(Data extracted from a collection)
*-*-*

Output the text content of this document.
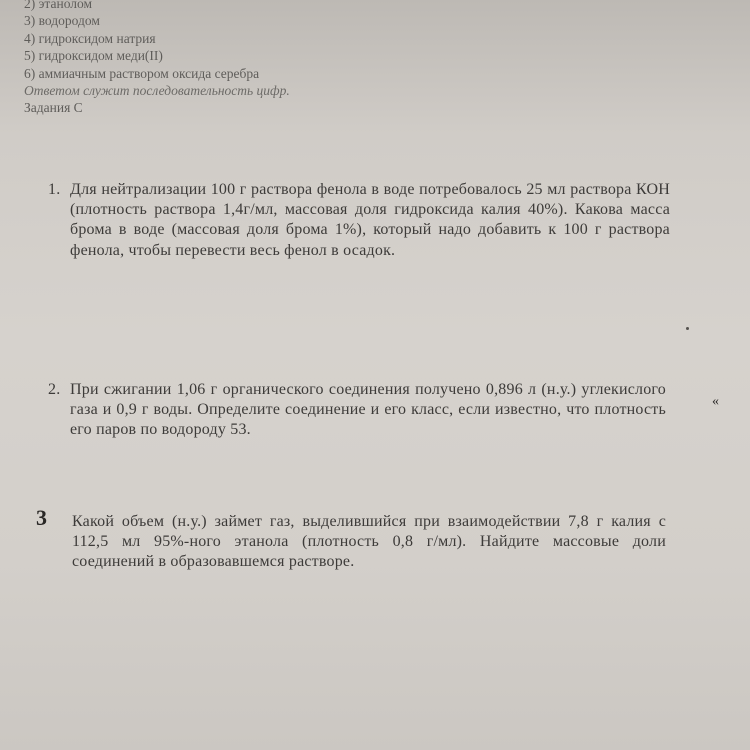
2) этанолом
3) водородом
4) гидроксидом натрия
5) гидроксидом меди(II)
6) аммиачным раствором оксида серебра
Ответом служит последовательность цифр.
Задания С
1. Для нейтрализации 100 г раствора фенола в воде потребовалось 25 мл раствора КОН (плотность раствора 1,4г/мл, массовая доля гидроксида калия 40%). Какова масса брома в воде (массовая доля брома 1%), который надо добавить к 100 г раствора фенола, чтобы перевести весь фенол в осадок.
2. При сжигании 1,06 г органического соединения получено 0,896 л (н.у.) углекислого газа и 0,9 г воды. Определите соединение и его класс, если известно, что плотность его паров по водороду 53.
3 Какой объем (н.у.) займет газ, выделившийся при взаимодействии 7,8 г калия с 112,5 мл 95%-ного этанола (плотность 0,8 г/мл). Найдите массовые доли соединений в образовавшемся растворе.
«
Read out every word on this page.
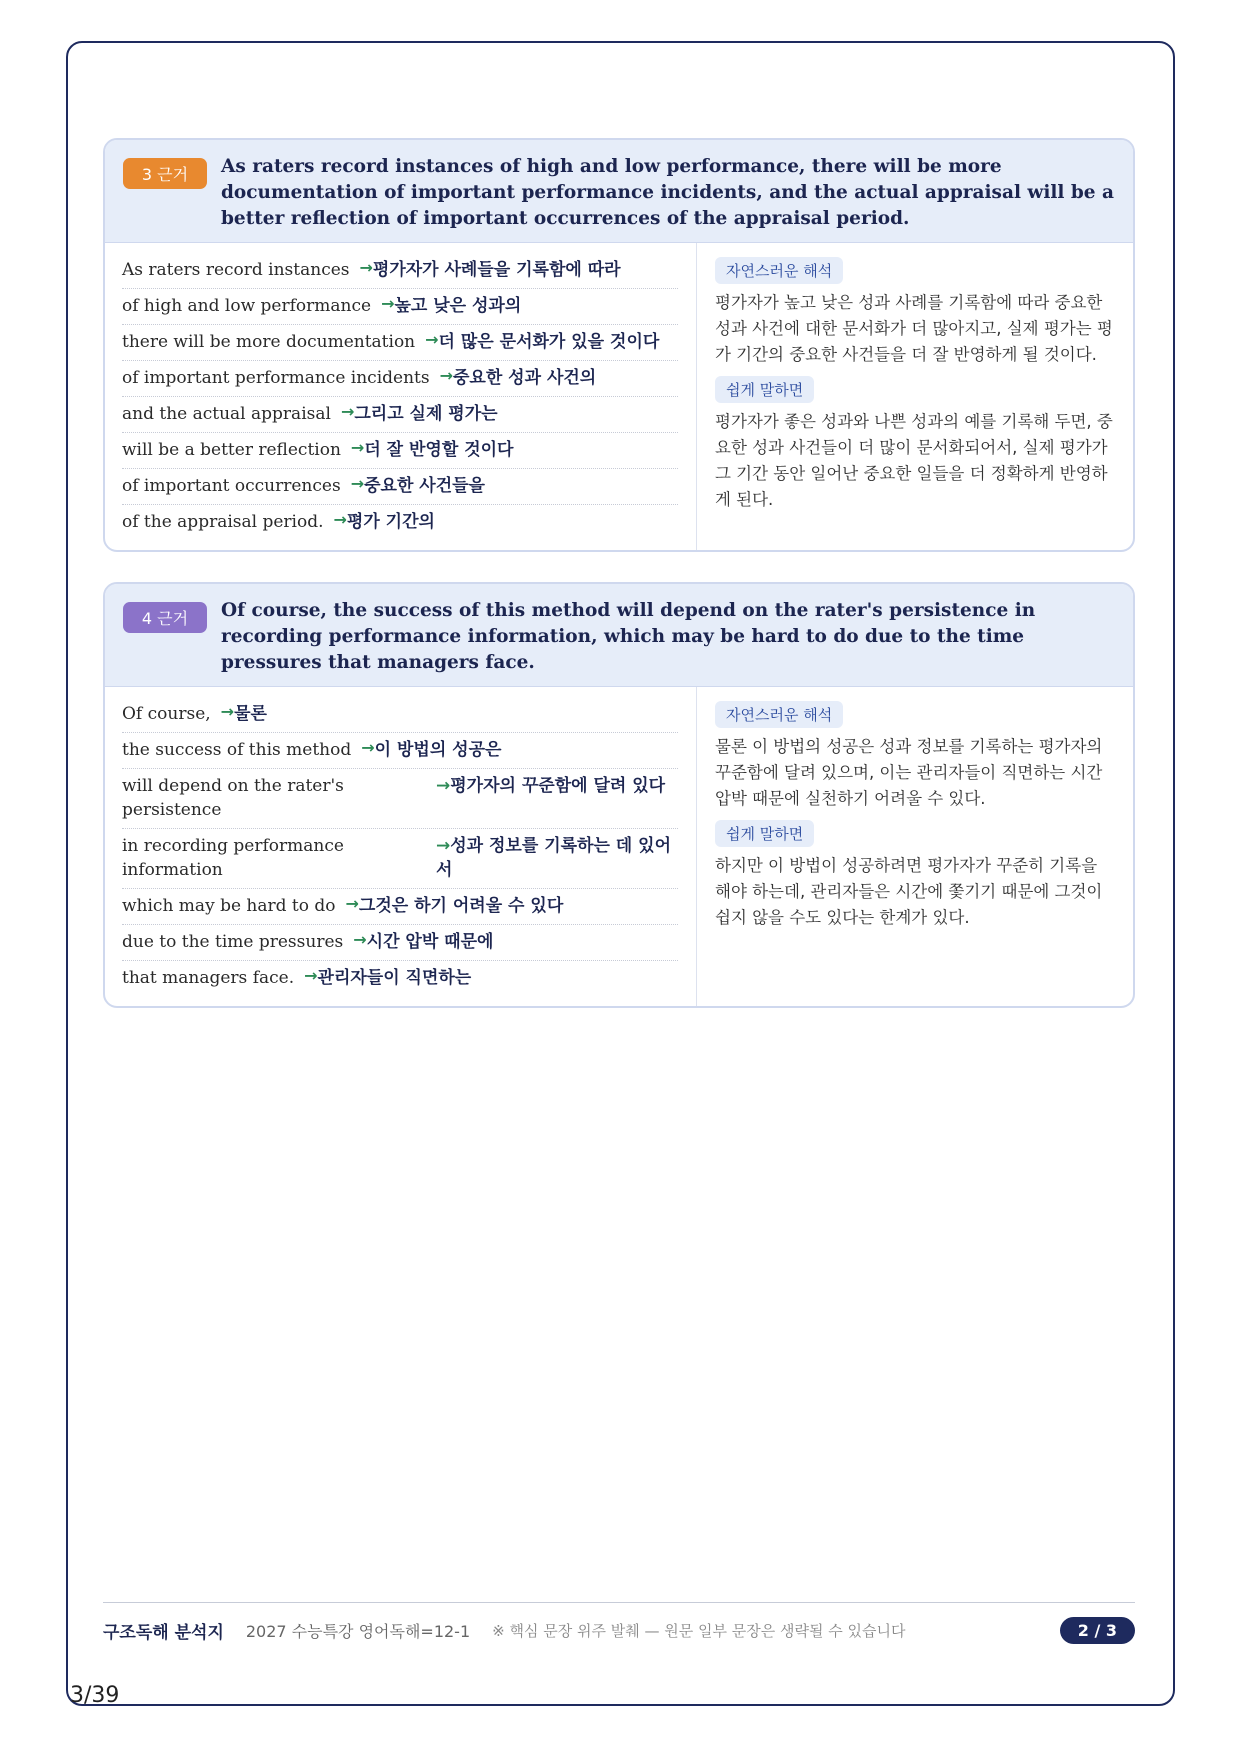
3 근거	As raters record instances of high and low performance, there will be more documentation of important performance incidents, and the actual appraisal will be a better reflection of important occurrences of the appraisal period.
As raters record instances → 평가자가 사례들을 기록함에 따라
of high and low performance → 높고 낮은 성과의
there will be more documentation → 더 많은 문서화가 있을 것이다
of important performance incidents → 중요한 성과 사건의
and the actual appraisal → 그리고 실제 평가는
will be a better reflection → 더 잘 반영할 것이다
of important occurrences → 중요한 사건들을
of the appraisal period. → 평가 기간의
자연스러운 해석

평가자가 높고 낮은 성과 사례를 기록함에 따라 중요한 성과 사건에 대한 문서화가 더 많아지고, 실제 평가는 평가 기간의 중요한 사건들을 더 잘 반영하게 될 것이다.

쉽게 말하면

평가자가 좋은 성과와 나쁜 성과의 예를 기록해 두면, 중요한 성과 사건들이 더 많이 문서화되어서, 실제 평가가 그 기간 동안 일어난 중요한 일들을 더 정확하게 반영하게 된다.

4 근거	Of course, the success of this method will depend on the rater's persistence in recording performance information, which may be hard to do due to the time pressures that managers face.
Of course, → 물론
the success of this method → 이 방법의 성공은
will depend on the rater's persistence
→평가자의 꾸준함에 달려 있다
in recording performance information
→성과 정보를 기록하는 데 있어서
which may be hard to do → 그것은 하기 어려울 수 있다
due to the time pressures → 시간 압박 때문에
that managers face. → 관리자들이 직면하는
자연스러운 해석

물론 이 방법의 성공은 성과 정보를 기록하는 평가자의 꾸준함에 달려 있으며, 이는 관리자들이 직면하는 시간 압박 때문에 실천하기 어려울 수 있다.

쉽게 말하면

하지만 이 방법이 성공하려면 평가자가 꾸준히 기록을 해야 하는데, 관리자들은 시간에 쫓기기 때문에 그것이 쉽지 않을 수도 있다는 한계가 있다.

구조독해 분석지 2027 수능특강 영어독해=12-1 ※ 핵심 문장 위주 발췌 — 원문 일부 문장은 생략될 수 있습니다	2 / 3
3/39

*-*-*

§ **Problem details**
Reproduce the material above verbatim; omit every picture.

§ **Output for this exercise**
Output the text content of this document.
2) этанолом
3) водородом
4) гидроксидом натрия
5) гидроксидом меди(II)
6) аммиачным раствором оксида серебра
Ответом служит последовательность цифр.
Задания С
1. Для нейтрализации 100 г раствора фенола в воде потребовалось 25 мл раствора КОН (плотность раствора 1,4г/мл, массовая доля гидроксида калия 40%). Какова масса брома в воде (массовая доля брома 1%), который надо добавить к 100 г раствора фенола, чтобы перевести весь фенол в осадок.
2. При сжигании 1,06 г органического соединения получено 0,896 л (н.у.) углекислого газа и 0,9 г воды. Определите соединение и его класс, если известно, что плотность его паров по водороду 53.
3 Какой объем (н.у.) займет газ, выделившийся при взаимодействии 7,8 г калия с 112,5 мл 95%-ного этанола (плотность 0,8 г/мл). Найдите массовые доли соединений в образовавшемся растворе.
«
Read out every word on this page.
3 근거	As raters record instances of high and low performance, there will be more documentation of important performance incidents, and the actual appraisal will be a better reflection of important occurrences of the appraisal period.
As raters record instances → 평가자가 사례들을 기록함에 따라
of high and low performance → 높고 낮은 성과의
there will be more documentation → 더 많은 문서화가 있을 것이다
of important performance incidents → 중요한 성과 사건의
and the actual appraisal → 그리고 실제 평가는
will be a better reflection → 더 잘 반영할 것이다
of important occurrences → 중요한 사건들을
of the appraisal period. → 평가 기간의
자연스러운 해석

평가자가 높고 낮은 성과 사례를 기록함에 따라 중요한 성과 사건에 대한 문서화가 더 많아지고, 실제 평가는 평가 기간의 중요한 사건들을 더 잘 반영하게 될 것이다.

쉽게 말하면

평가자가 좋은 성과와 나쁜 성과의 예를 기록해 두면, 중요한 성과 사건들이 더 많이 문서화되어서, 실제 평가가 그 기간 동안 일어난 중요한 일들을 더 정확하게 반영하게 된다.

4 근거	Of course, the success of this method will depend on the rater's persistence in recording performance information, which may be hard to do due to the time pressures that managers face.
Of course, → 물론
the success of this method → 이 방법의 성공은
will depend on the rater's persistence
→평가자의 꾸준함에 달려 있다
in recording performance information
→성과 정보를 기록하는 데 있어서
which may be hard to do → 그것은 하기 어려울 수 있다
due to the time pressures → 시간 압박 때문에
that managers face. → 관리자들이 직면하는
자연스러운 해석

물론 이 방법의 성공은 성과 정보를 기록하는 평가자의 꾸준함에 달려 있으며, 이는 관리자들이 직면하는 시간 압박 때문에 실천하기 어려울 수 있다.

쉽게 말하면

하지만 이 방법이 성공하려면 평가자가 꾸준히 기록을 해야 하는데, 관리자들은 시간에 쫓기기 때문에 그것이 쉽지 않을 수도 있다는 한계가 있다.

구조독해 분석지 2027 수능특강 영어독해=12-1 ※ 핵심 문장 위주 발췌 — 원문 일부 문장은 생략될 수 있습니다	2 / 3
3/39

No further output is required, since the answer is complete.